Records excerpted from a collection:
========
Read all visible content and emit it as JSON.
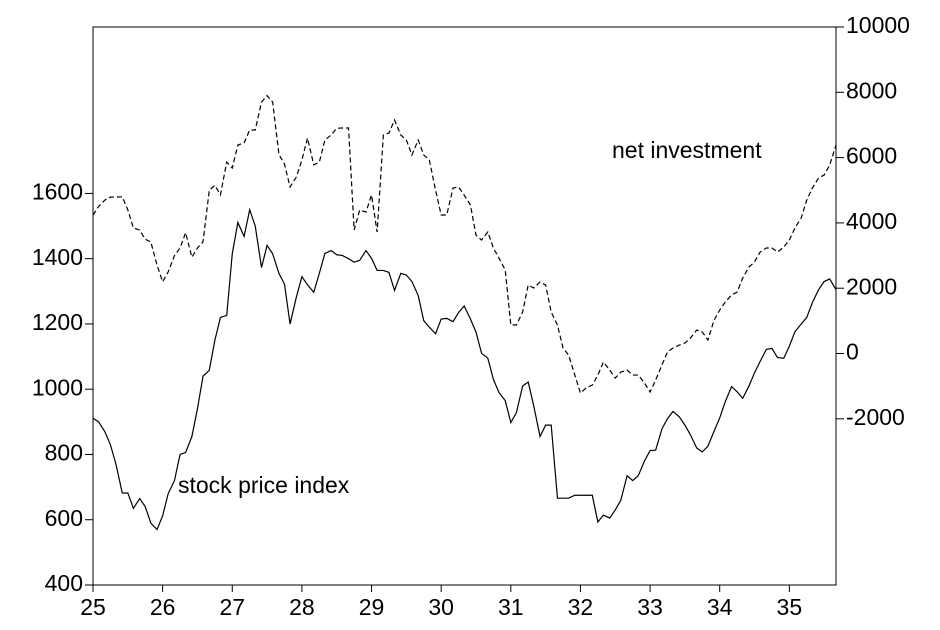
{
  "chart_data": {
    "type": "line",
    "annotations": [
      "stock price index",
      "net investment"
    ],
    "x": [
      25,
      25.08,
      25.17,
      25.25,
      25.33,
      25.42,
      25.5,
      25.58,
      25.67,
      25.75,
      25.83,
      25.92,
      26,
      26.08,
      26.17,
      26.25,
      26.33,
      26.42,
      26.5,
      26.58,
      26.67,
      26.75,
      26.83,
      26.92,
      27,
      27.08,
      27.17,
      27.25,
      27.33,
      27.42,
      27.5,
      27.58,
      27.67,
      27.75,
      27.83,
      27.92,
      28,
      28.08,
      28.17,
      28.25,
      28.33,
      28.42,
      28.5,
      28.58,
      28.67,
      28.75,
      28.83,
      28.92,
      29,
      29.08,
      29.17,
      29.25,
      29.33,
      29.42,
      29.5,
      29.58,
      29.67,
      29.75,
      29.83,
      29.92,
      30,
      30.08,
      30.17,
      30.25,
      30.33,
      30.42,
      30.5,
      30.58,
      30.67,
      30.75,
      30.83,
      30.92,
      31,
      31.08,
      31.17,
      31.25,
      31.33,
      31.42,
      31.5,
      31.58,
      31.67,
      31.75,
      31.83,
      31.92,
      32,
      32.08,
      32.17,
      32.25,
      32.33,
      32.42,
      32.5,
      32.58,
      32.67,
      32.75,
      32.83,
      32.92,
      33,
      33.08,
      33.17,
      33.25,
      33.33,
      33.42,
      33.5,
      33.58,
      33.67,
      33.75,
      33.83,
      33.92,
      34,
      34.08,
      34.17,
      34.25,
      34.33,
      34.42,
      34.5,
      34.58,
      34.67,
      34.75,
      34.83,
      34.92,
      35,
      35.08,
      35.17,
      35.25,
      35.33,
      35.42,
      35.5,
      35.58,
      35.67
    ],
    "series": [
      {
        "name": "stock price index",
        "color": "#000000",
        "style": "solid",
        "axis": "y",
        "values": [
          911,
          900,
          870,
          830,
          770,
          682,
          682,
          635,
          665,
          640,
          590,
          570,
          612,
          680,
          720,
          800,
          806,
          855,
          940,
          1040,
          1058,
          1150,
          1220,
          1226,
          1415,
          1511,
          1468,
          1550,
          1500,
          1373,
          1441,
          1415,
          1355,
          1322,
          1200,
          1282,
          1345,
          1320,
          1297,
          1355,
          1416,
          1425,
          1412,
          1410,
          1400,
          1389,
          1395,
          1425,
          1401,
          1364,
          1364,
          1358,
          1303,
          1355,
          1350,
          1330,
          1287,
          1210,
          1190,
          1170,
          1215,
          1217,
          1207,
          1235,
          1255,
          1215,
          1175,
          1110,
          1095,
          1030,
          990,
          965,
          898,
          928,
          1010,
          1022,
          948,
          855,
          890,
          890,
          666,
          666,
          666,
          675,
          675,
          675,
          675,
          593,
          614,
          605,
          630,
          660,
          735,
          720,
          735,
          780,
          812,
          813,
          878,
          910,
          932,
          915,
          890,
          860,
          820,
          808,
          825,
          872,
          912,
          962,
          1008,
          992,
          972,
          1010,
          1050,
          1085,
          1122,
          1125,
          1097,
          1095,
          1132,
          1176,
          1200,
          1220,
          1265,
          1305,
          1330,
          1338,
          1305
        ]
      },
      {
        "name": "net investment",
        "color": "#000000",
        "style": "dashed",
        "axis": "y2",
        "values": [
          4242,
          4500,
          4700,
          4790,
          4793,
          4800,
          4400,
          3850,
          3780,
          3500,
          3420,
          2700,
          2200,
          2500,
          3000,
          3231,
          3700,
          2950,
          3231,
          3420,
          5000,
          5150,
          4860,
          5860,
          5680,
          6386,
          6450,
          6845,
          6845,
          7700,
          7900,
          7700,
          6100,
          5800,
          5100,
          5405,
          5926,
          6600,
          5780,
          5860,
          6539,
          6692,
          6900,
          6906,
          6906,
          3782,
          4395,
          4334,
          4854,
          3721,
          6692,
          6753,
          7151,
          6692,
          6539,
          6079,
          6539,
          6079,
          5926,
          5000,
          4242,
          4242,
          5068,
          5099,
          4854,
          4548,
          3629,
          3476,
          3721,
          3231,
          2924,
          2557,
          872,
          872,
          1270,
          2097,
          2006,
          2190,
          2097,
          1270,
          872,
          168,
          -47,
          -660,
          -1211,
          -1057,
          -966,
          -660,
          -261,
          -507,
          -752,
          -568,
          -507,
          -660,
          -660,
          -905,
          -1180,
          -813,
          -353,
          45,
          168,
          260,
          321,
          474,
          719,
          658,
          413,
          1025,
          1331,
          1577,
          1791,
          1883,
          2312,
          2649,
          2802,
          3108,
          3231,
          3231,
          3108,
          3261,
          3476,
          3843,
          4150,
          4701,
          5068,
          5375,
          5467,
          5773,
          6386
        ]
      }
    ],
    "xlim": [
      25,
      35.67
    ],
    "xticks": [
      25,
      26,
      27,
      28,
      29,
      30,
      31,
      32,
      33,
      34,
      35
    ],
    "ylim": [
      400,
      2110
    ],
    "yticks": [
      400,
      600,
      800,
      1000,
      1200,
      1400,
      1600
    ],
    "y2lim": [
      -7090,
      10000
    ],
    "y2ticks": [
      -2000,
      0,
      2000,
      4000,
      6000,
      8000,
      10000
    ],
    "grid": false
  }
}
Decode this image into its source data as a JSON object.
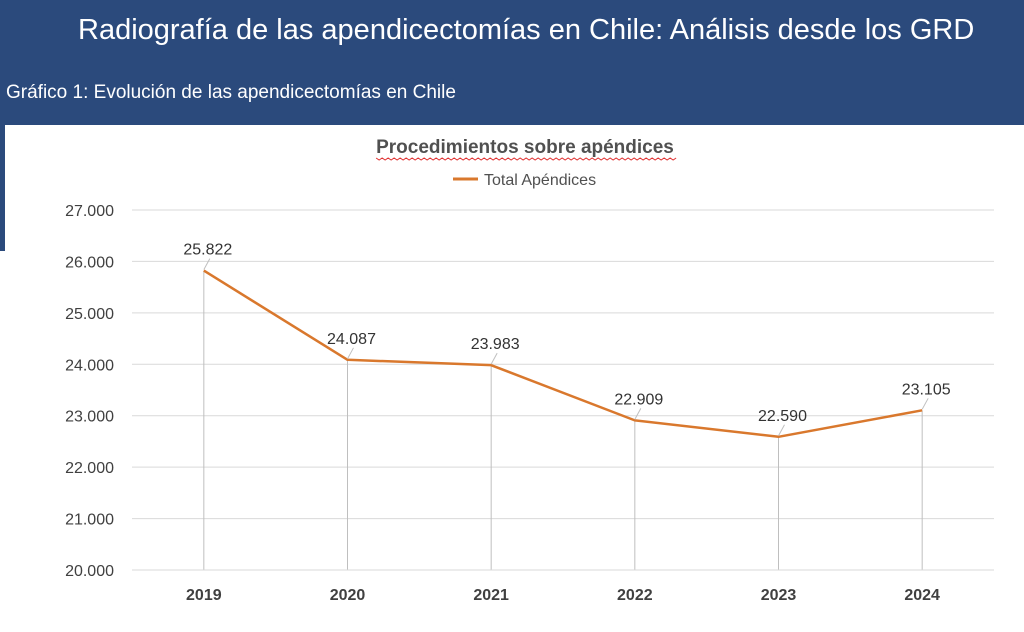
{
  "header": {
    "title": "Radiografía de las apendicectomías en Chile: Análisis desde los GRD",
    "subtitle": "Gráfico 1: Evolución de las apendicectomías en Chile"
  },
  "colors": {
    "banner": "#2b4a7c",
    "series": "#d9782d",
    "grid": "#d9d9d9",
    "drop_line": "#bfbfbf"
  },
  "chart_data": {
    "type": "line",
    "title": "Procedimientos sobre apéndices",
    "legend_position": "top",
    "grid": true,
    "categories": [
      "2019",
      "2020",
      "2021",
      "2022",
      "2023",
      "2024"
    ],
    "series": [
      {
        "name": "Total Apéndices",
        "values": [
          25822,
          24087,
          23983,
          22909,
          22590,
          23105
        ],
        "labels": [
          "25.822",
          "24.087",
          "23.983",
          "22.909",
          "22.590",
          "23.105"
        ]
      }
    ],
    "y_ticks": [
      "20.000",
      "21.000",
      "22.000",
      "23.000",
      "24.000",
      "25.000",
      "26.000",
      "27.000"
    ],
    "ylim": [
      20000,
      27000
    ]
  }
}
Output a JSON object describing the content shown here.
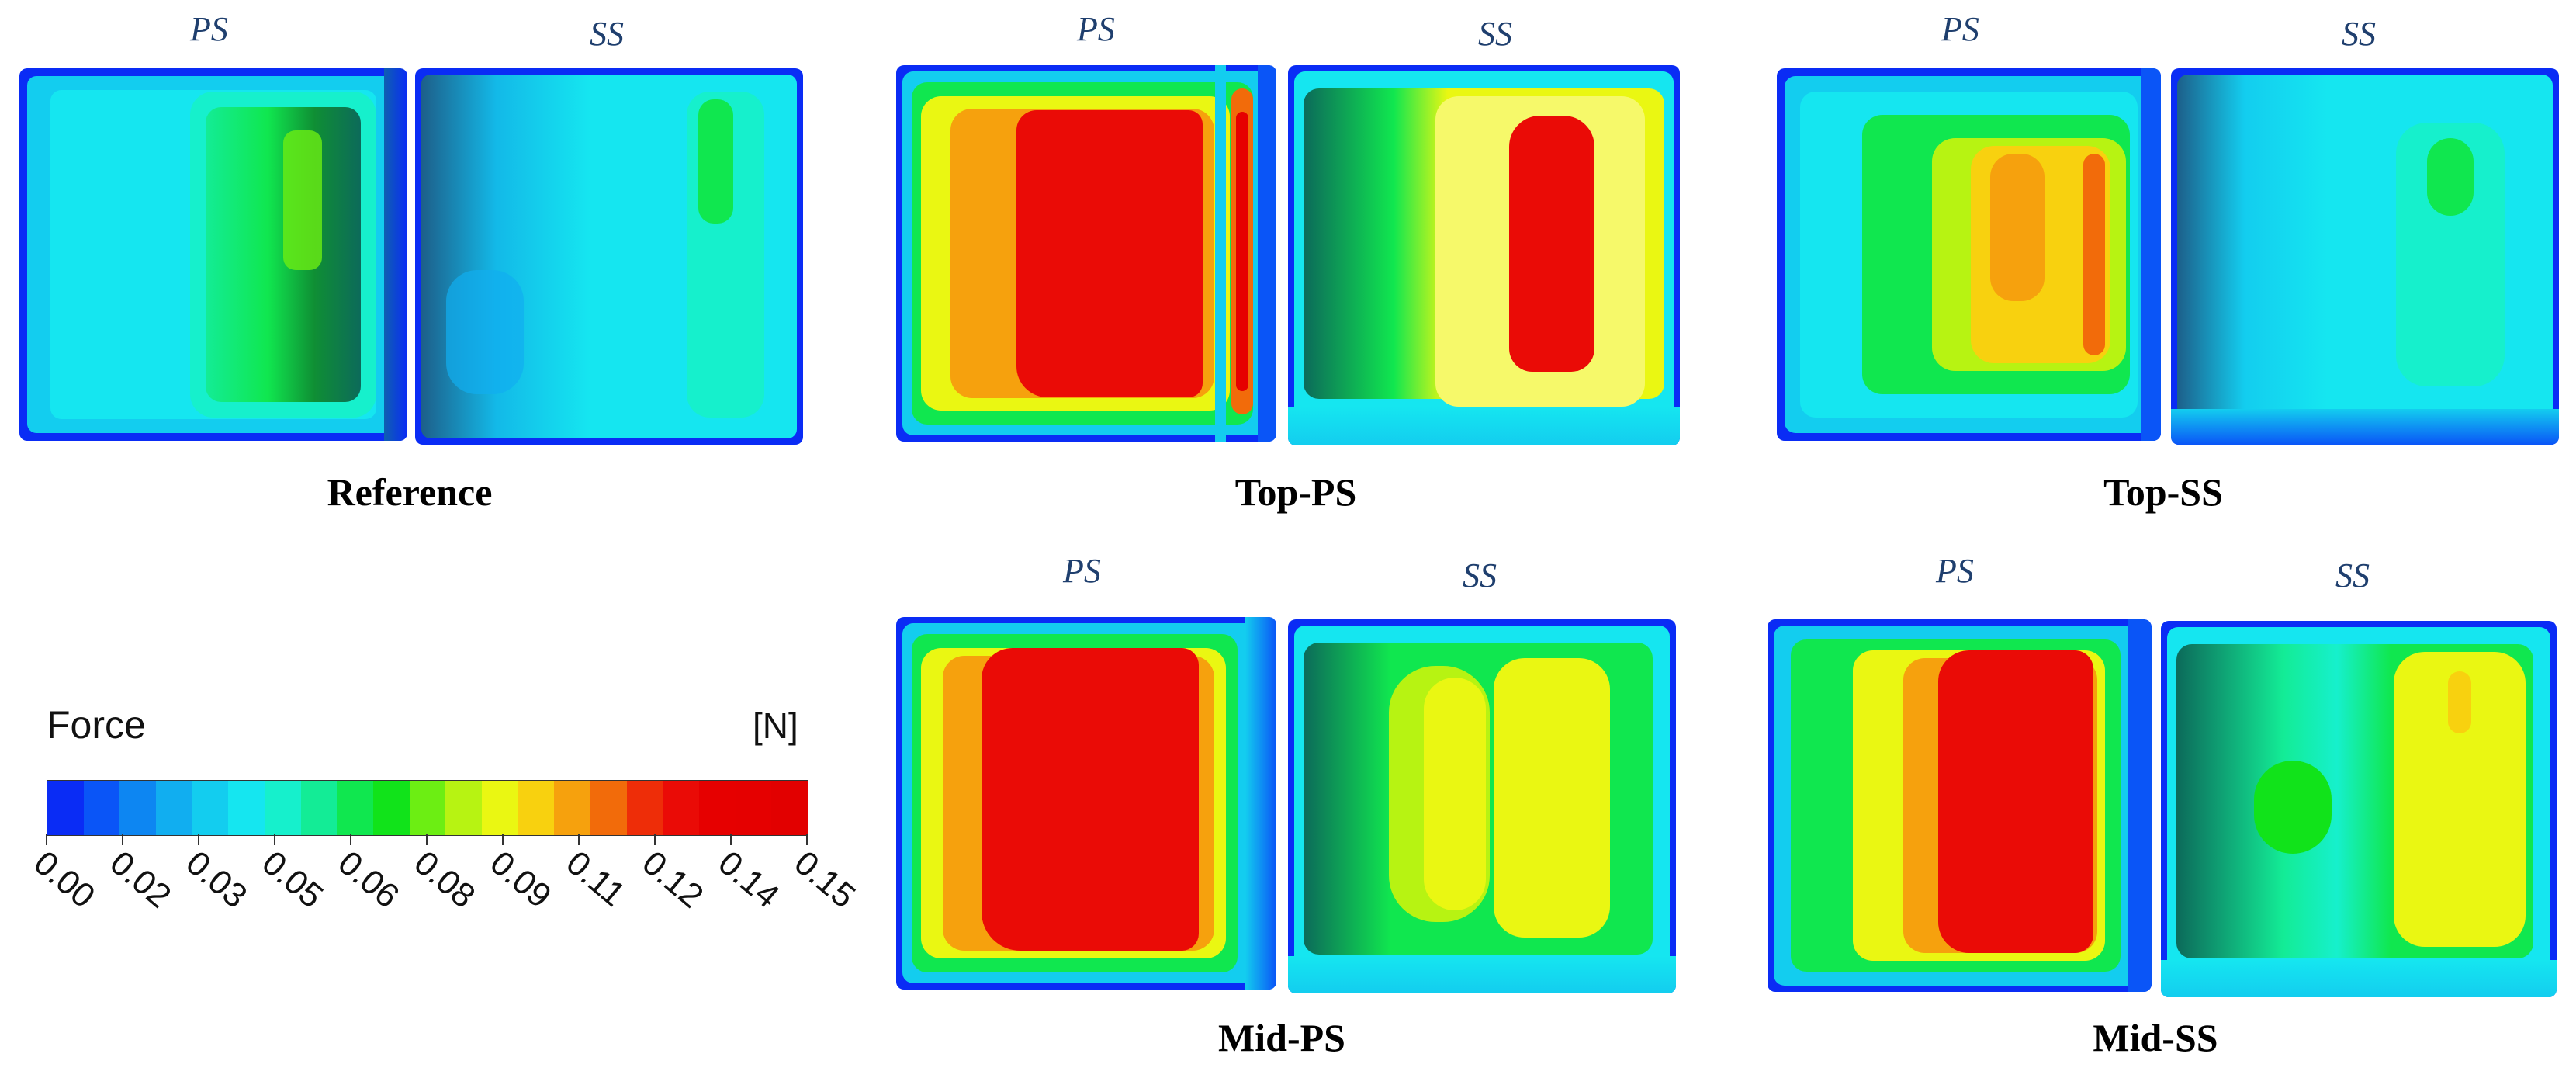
{
  "panels": [
    {
      "id": "reference",
      "case_label": "Reference",
      "ps_label": "PS",
      "ss_label": "SS"
    },
    {
      "id": "top-ps",
      "case_label": "Top-PS",
      "ps_label": "PS",
      "ss_label": "SS"
    },
    {
      "id": "top-ss",
      "case_label": "Top-SS",
      "ps_label": "PS",
      "ss_label": "SS"
    },
    {
      "id": "mid-ps",
      "case_label": "Mid-PS",
      "ps_label": "PS",
      "ss_label": "SS"
    },
    {
      "id": "mid-ss",
      "case_label": "Mid-SS",
      "ps_label": "PS",
      "ss_label": "SS"
    }
  ],
  "legend": {
    "title": "Force",
    "unit": "[N]",
    "ticks": [
      "0.00",
      "0.02",
      "0.03",
      "0.05",
      "0.06",
      "0.08",
      "0.09",
      "0.11",
      "0.12",
      "0.14",
      "0.15"
    ],
    "colors": [
      "#0a2cf5",
      "#0a55f7",
      "#0d86f2",
      "#11aef0",
      "#13cdef",
      "#15e6f0",
      "#16f0cc",
      "#13ec96",
      "#10e74f",
      "#11e31a",
      "#6cee13",
      "#b7f312",
      "#eaf712",
      "#f8d10f",
      "#f6a10d",
      "#f26b0a",
      "#ee2d08",
      "#ea0b06",
      "#e60000",
      "#e50000",
      "#e20000"
    ]
  },
  "colors": {
    "ps_ss_label": "#1f3f6e"
  }
}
========
To be done: Using the listing above, show each line holding the string "apendicectomías".

Correct response:
    "title": "Radiografía de las apendicectomías en Chile: Análisis desde los GRD",
    "subtitle": "Gráfico 1: Evolución de las apendicectomías en Chile"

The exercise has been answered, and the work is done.